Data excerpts
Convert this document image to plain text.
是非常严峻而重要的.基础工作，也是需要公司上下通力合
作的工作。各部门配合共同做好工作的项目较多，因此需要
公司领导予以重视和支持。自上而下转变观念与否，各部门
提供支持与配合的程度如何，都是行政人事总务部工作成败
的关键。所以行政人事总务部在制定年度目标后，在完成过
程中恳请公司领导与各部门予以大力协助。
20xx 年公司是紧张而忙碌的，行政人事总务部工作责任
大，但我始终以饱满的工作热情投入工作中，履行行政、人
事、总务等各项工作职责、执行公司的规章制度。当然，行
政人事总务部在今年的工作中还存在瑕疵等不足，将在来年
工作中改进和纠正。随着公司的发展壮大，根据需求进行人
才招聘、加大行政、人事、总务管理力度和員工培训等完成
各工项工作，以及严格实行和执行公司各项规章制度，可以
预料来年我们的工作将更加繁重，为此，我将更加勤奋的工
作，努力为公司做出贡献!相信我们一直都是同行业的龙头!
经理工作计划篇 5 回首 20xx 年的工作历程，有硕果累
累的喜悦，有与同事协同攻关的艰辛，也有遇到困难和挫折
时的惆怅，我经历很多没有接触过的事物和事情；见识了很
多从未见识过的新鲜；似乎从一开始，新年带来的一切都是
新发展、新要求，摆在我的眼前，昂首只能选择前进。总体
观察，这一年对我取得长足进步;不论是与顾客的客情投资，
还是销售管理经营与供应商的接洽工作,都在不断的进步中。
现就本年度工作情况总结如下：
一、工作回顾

* Required work *
Copy down the material exactly as written.

* Exercise solution *
Convert this document image to plain text.
是非常严峻而重要的.基础工作，也是需要公司上下通力合
作的工作。各部门配合共同做好工作的项目较多，因此需要
公司领导予以重视和支持。自上而下转变观念与否，各部门
提供支持与配合的程度如何，都是行政人事总务部工作成败
的关键。所以行政人事总务部在制定年度目标后，在完成过
程中恳请公司领导与各部门予以大力协助。
20xx 年公司是紧张而忙碌的，行政人事总务部工作责任
大，但我始终以饱满的工作热情投入工作中，履行行政、人
事、总务等各项工作职责、执行公司的规章制度。当然，行
政人事总务部在今年的工作中还存在瑕疵等不足，将在来年
工作中改进和纠正。随着公司的发展壮大，根据需求进行人
才招聘、加大行政、人事、总务管理力度和員工培训等完成
各工项工作，以及严格实行和执行公司各项规章制度，可以
预料来年我们的工作将更加繁重，为此，我将更加勤奋的工
作，努力为公司做出贡献!相信我们一直都是同行业的龙头!
经理工作计划篇 5 回首 20xx 年的工作历程，有硕果累
累的喜悦，有与同事协同攻关的艰辛，也有遇到困难和挫折
时的惆怅，我经历很多没有接触过的事物和事情；见识了很
多从未见识过的新鲜；似乎从一开始，新年带来的一切都是
新发展、新要求，摆在我的眼前，昂首只能选择前进。总体
观察，这一年对我取得长足进步;不论是与顾客的客情投资，
还是销售管理经营与供应商的接洽工作,都在不断的进步中。
现就本年度工作情况总结如下：
一、工作回顾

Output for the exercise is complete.